Supplied entries:
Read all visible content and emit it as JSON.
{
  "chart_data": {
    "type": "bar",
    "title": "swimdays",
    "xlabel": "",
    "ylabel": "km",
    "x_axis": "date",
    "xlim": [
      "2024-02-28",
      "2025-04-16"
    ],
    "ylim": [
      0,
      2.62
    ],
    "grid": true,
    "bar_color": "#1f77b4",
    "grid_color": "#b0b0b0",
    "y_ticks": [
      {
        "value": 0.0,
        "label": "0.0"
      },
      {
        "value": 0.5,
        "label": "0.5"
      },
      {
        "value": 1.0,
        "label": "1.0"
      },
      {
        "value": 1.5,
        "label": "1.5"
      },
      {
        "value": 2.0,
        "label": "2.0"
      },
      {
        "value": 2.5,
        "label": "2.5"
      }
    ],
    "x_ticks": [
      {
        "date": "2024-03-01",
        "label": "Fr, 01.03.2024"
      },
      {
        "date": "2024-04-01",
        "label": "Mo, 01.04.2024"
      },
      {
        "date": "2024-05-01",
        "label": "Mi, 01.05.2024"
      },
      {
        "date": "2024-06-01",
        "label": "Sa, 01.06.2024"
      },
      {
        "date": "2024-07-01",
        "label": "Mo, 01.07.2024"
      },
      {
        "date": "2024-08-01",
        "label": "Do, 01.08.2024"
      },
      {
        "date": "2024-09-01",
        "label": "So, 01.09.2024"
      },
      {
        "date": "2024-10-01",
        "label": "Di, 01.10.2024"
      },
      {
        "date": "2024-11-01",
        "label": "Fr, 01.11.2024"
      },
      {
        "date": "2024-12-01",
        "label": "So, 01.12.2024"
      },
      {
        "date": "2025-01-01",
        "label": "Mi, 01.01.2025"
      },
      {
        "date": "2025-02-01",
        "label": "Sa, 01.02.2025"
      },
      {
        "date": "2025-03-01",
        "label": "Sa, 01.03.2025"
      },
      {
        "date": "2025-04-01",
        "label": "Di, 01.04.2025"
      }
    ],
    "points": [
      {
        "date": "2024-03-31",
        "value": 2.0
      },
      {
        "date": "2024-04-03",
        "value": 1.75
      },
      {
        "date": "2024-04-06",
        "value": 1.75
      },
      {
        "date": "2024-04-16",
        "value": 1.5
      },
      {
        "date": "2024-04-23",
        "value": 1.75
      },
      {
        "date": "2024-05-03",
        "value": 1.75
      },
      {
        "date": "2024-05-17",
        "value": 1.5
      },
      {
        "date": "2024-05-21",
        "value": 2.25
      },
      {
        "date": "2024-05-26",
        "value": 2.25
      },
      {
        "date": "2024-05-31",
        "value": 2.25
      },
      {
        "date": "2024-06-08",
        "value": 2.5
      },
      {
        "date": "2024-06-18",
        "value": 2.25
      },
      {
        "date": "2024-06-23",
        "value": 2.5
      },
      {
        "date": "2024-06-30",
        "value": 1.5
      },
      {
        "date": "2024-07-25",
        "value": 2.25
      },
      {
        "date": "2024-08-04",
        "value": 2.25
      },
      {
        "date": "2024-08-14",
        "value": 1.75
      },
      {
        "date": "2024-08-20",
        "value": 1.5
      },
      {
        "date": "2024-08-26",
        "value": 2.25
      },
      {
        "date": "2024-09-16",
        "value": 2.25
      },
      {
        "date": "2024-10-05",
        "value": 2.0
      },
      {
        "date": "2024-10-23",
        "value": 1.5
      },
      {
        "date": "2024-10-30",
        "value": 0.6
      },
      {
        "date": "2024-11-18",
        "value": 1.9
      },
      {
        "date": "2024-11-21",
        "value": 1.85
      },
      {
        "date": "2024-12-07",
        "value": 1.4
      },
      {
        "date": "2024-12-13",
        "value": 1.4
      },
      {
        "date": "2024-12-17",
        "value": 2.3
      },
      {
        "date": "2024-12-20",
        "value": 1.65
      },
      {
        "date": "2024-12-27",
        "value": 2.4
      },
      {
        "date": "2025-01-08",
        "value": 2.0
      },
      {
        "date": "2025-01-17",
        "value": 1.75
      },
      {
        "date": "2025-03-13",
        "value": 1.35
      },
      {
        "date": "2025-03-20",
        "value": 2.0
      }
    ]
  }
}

Aim of the exercise: Copy out the data shown above without altering anything.

The result:
Read all visible content and emit it as JSON.
{
  "chart_data": {
    "type": "bar",
    "title": "swimdays",
    "xlabel": "",
    "ylabel": "km",
    "x_axis": "date",
    "xlim": [
      "2024-02-28",
      "2025-04-16"
    ],
    "ylim": [
      0,
      2.62
    ],
    "grid": true,
    "bar_color": "#1f77b4",
    "grid_color": "#b0b0b0",
    "y_ticks": [
      {
        "value": 0.0,
        "label": "0.0"
      },
      {
        "value": 0.5,
        "label": "0.5"
      },
      {
        "value": 1.0,
        "label": "1.0"
      },
      {
        "value": 1.5,
        "label": "1.5"
      },
      {
        "value": 2.0,
        "label": "2.0"
      },
      {
        "value": 2.5,
        "label": "2.5"
      }
    ],
    "x_ticks": [
      {
        "date": "2024-03-01",
        "label": "Fr, 01.03.2024"
      },
      {
        "date": "2024-04-01",
        "label": "Mo, 01.04.2024"
      },
      {
        "date": "2024-05-01",
        "label": "Mi, 01.05.2024"
      },
      {
        "date": "2024-06-01",
        "label": "Sa, 01.06.2024"
      },
      {
        "date": "2024-07-01",
        "label": "Mo, 01.07.2024"
      },
      {
        "date": "2024-08-01",
        "label": "Do, 01.08.2024"
      },
      {
        "date": "2024-09-01",
        "label": "So, 01.09.2024"
      },
      {
        "date": "2024-10-01",
        "label": "Di, 01.10.2024"
      },
      {
        "date": "2024-11-01",
        "label": "Fr, 01.11.2024"
      },
      {
        "date": "2024-12-01",
        "label": "So, 01.12.2024"
      },
      {
        "date": "2025-01-01",
        "label": "Mi, 01.01.2025"
      },
      {
        "date": "2025-02-01",
        "label": "Sa, 01.02.2025"
      },
      {
        "date": "2025-03-01",
        "label": "Sa, 01.03.2025"
      },
      {
        "date": "2025-04-01",
        "label": "Di, 01.04.2025"
      }
    ],
    "points": [
      {
        "date": "2024-03-31",
        "value": 2.0
      },
      {
        "date": "2024-04-03",
        "value": 1.75
      },
      {
        "date": "2024-04-06",
        "value": 1.75
      },
      {
        "date": "2024-04-16",
        "value": 1.5
      },
      {
        "date": "2024-04-23",
        "value": 1.75
      },
      {
        "date": "2024-05-03",
        "value": 1.75
      },
      {
        "date": "2024-05-17",
        "value": 1.5
      },
      {
        "date": "2024-05-21",
        "value": 2.25
      },
      {
        "date": "2024-05-26",
        "value": 2.25
      },
      {
        "date": "2024-05-31",
        "value": 2.25
      },
      {
        "date": "2024-06-08",
        "value": 2.5
      },
      {
        "date": "2024-06-18",
        "value": 2.25
      },
      {
        "date": "2024-06-23",
        "value": 2.5
      },
      {
        "date": "2024-06-30",
        "value": 1.5
      },
      {
        "date": "2024-07-25",
        "value": 2.25
      },
      {
        "date": "2024-08-04",
        "value": 2.25
      },
      {
        "date": "2024-08-14",
        "value": 1.75
      },
      {
        "date": "2024-08-20",
        "value": 1.5
      },
      {
        "date": "2024-08-26",
        "value": 2.25
      },
      {
        "date": "2024-09-16",
        "value": 2.25
      },
      {
        "date": "2024-10-05",
        "value": 2.0
      },
      {
        "date": "2024-10-23",
        "value": 1.5
      },
      {
        "date": "2024-10-30",
        "value": 0.6
      },
      {
        "date": "2024-11-18",
        "value": 1.9
      },
      {
        "date": "2024-11-21",
        "value": 1.85
      },
      {
        "date": "2024-12-07",
        "value": 1.4
      },
      {
        "date": "2024-12-13",
        "value": 1.4
      },
      {
        "date": "2024-12-17",
        "value": 2.3
      },
      {
        "date": "2024-12-20",
        "value": 1.65
      },
      {
        "date": "2024-12-27",
        "value": 2.4
      },
      {
        "date": "2025-01-08",
        "value": 2.0
      },
      {
        "date": "2025-01-17",
        "value": 1.75
      },
      {
        "date": "2025-03-13",
        "value": 1.35
      },
      {
        "date": "2025-03-20",
        "value": 2.0
      }
    ]
  }
}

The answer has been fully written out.